* _PROBLEM REQUIREMENTS_
Find the lines with "this" in them and copy them out.

* _DATASET EXCERPTS_

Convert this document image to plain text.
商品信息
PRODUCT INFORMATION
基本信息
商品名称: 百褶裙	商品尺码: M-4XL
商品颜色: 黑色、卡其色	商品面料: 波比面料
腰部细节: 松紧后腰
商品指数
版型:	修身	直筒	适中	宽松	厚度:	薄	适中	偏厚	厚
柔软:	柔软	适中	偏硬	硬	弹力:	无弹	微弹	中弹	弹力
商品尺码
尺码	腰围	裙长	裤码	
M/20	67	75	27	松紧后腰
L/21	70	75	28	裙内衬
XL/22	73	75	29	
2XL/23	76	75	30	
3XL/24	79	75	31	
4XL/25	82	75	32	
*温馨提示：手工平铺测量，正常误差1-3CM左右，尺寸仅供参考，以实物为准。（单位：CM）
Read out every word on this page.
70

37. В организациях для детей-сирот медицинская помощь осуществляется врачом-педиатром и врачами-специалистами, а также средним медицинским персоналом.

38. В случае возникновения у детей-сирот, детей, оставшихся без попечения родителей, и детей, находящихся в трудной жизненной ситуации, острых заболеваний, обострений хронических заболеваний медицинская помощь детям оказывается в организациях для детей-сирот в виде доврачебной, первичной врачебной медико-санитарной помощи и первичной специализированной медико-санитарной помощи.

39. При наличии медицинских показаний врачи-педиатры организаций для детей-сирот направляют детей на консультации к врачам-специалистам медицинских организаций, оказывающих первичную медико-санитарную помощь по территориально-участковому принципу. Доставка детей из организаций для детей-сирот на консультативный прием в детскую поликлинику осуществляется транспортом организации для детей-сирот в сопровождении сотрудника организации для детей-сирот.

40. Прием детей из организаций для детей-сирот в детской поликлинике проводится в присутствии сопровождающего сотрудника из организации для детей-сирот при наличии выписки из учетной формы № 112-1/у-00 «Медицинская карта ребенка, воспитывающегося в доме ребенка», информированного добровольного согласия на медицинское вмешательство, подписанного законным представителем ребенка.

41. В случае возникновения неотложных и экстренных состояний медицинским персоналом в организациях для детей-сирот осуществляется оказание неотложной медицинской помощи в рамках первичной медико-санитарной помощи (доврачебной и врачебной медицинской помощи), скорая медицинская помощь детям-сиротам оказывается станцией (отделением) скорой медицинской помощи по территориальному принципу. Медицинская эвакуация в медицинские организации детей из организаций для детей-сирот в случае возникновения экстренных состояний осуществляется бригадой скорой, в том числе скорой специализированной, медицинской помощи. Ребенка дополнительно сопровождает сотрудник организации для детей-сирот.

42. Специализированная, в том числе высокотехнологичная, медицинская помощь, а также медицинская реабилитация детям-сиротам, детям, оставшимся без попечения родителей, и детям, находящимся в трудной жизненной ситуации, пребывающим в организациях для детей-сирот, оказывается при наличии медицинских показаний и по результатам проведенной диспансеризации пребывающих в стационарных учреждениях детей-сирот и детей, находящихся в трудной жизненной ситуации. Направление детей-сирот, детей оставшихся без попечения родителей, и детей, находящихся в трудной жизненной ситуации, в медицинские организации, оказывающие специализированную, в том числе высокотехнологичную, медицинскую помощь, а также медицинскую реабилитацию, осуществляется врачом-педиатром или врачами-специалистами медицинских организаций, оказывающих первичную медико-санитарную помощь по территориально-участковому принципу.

* _EXERCISE ANSWER_
Convert this document image to plain text.
Read out every word on this page.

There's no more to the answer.